PASSAGE PROVIDED>
======

Trumbull engineer plans to switch to new salt-buying consortium


By Ed Runyan

runyan@vindy.com

WARREN

The Trumbull County Engineer’s Office is planning to use a different consortium to buy most of its road salt for next winter: The Community University Education Purchasing Association Program.

Jack Simon, road-use and maintenance coordinator for Trumbull County, said Engineer Randy Smith’s Office will buy 75 percent of its salt through the CUE program and 25 percent through the Ohio Department of Transportation.

Both consortiums involve risk because the engineer’s office doesn’t know yet what the price will be through either one, but the universities, schools and county governments in Portage and Summit counties and other governments that used CUE last year paid only $49 per ton, Simon said.

By comparison, Trumbull County paid $105 per ton for the salt it purchased through ODOT.

The Trumbull County commissioners are expected today to approve the spending of $200 to become a member of the consortium throughout 2015.

======

RECORD EXTRACTS>
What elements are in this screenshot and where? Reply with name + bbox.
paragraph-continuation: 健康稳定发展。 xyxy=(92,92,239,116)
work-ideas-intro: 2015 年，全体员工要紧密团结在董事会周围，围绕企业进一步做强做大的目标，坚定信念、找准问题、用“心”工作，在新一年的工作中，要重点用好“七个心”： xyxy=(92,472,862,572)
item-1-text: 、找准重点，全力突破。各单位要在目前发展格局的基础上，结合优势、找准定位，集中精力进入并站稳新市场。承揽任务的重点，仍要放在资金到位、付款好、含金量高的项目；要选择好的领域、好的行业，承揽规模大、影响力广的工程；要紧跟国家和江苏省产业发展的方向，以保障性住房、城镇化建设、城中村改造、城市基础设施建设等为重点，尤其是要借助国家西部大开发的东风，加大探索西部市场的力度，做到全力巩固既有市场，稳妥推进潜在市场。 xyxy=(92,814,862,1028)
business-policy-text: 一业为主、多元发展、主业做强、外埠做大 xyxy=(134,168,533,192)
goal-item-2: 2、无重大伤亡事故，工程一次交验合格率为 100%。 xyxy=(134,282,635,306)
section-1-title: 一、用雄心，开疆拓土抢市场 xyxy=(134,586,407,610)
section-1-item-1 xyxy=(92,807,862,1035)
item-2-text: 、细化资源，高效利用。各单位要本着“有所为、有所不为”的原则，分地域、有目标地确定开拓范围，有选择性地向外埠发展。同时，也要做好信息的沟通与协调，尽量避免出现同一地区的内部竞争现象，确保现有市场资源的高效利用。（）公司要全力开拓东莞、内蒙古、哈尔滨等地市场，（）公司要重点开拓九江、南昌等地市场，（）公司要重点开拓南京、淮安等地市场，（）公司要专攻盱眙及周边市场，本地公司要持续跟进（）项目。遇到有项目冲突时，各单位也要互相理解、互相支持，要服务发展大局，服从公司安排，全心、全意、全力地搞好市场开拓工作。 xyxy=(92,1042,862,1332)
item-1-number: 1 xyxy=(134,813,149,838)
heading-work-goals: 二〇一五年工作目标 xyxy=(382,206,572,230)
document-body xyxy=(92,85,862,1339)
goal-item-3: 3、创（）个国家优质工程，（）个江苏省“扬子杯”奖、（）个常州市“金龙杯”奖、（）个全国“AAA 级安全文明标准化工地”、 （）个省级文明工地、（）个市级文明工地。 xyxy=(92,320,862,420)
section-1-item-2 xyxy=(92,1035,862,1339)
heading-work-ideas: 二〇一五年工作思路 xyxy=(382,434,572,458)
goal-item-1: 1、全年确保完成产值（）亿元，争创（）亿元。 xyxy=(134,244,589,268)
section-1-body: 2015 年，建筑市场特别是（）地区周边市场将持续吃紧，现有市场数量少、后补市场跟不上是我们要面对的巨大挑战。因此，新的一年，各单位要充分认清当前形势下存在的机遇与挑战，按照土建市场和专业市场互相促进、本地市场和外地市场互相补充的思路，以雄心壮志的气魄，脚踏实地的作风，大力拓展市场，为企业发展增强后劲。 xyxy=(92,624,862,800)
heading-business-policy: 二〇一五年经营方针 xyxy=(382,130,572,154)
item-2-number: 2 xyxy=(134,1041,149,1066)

======

EXERCISE TASKS>
**a.** Do these statements agree with the road-salt article? (i) The engineer's office plans to buy 75 percent of its salt through ODOT. (ii) Trumbull County paid $105 per ton for the salt it bought through ODOT. (iii) Joining the consortium for 2015 will cost $200. Answer yes or no for each and quote the words that decide it.
**b.** Please extract the part of the road-salt article starting at "By comparison, Trumbull" and ending at "consortium throughout 2015.".

RESULTS BY TASK>
**a.**
(i) No: "will buy 75 percent of its salt through the CUE program and 25 percent through the Ohio Department of Transportation"
(ii) Yes: "Trumbull County paid $105 per ton for the salt it purchased through ODOT"
(iii) Yes: "approve the spending of $200 to become a member of the consortium throughout 2015"

**b.**
By comparison, Trumbull County paid $105 per ton for the salt it purchased through ODOT.

The Trumbull County commissioners are expected today to approve the spending of $200 to become a member of the consortium throughout 2015.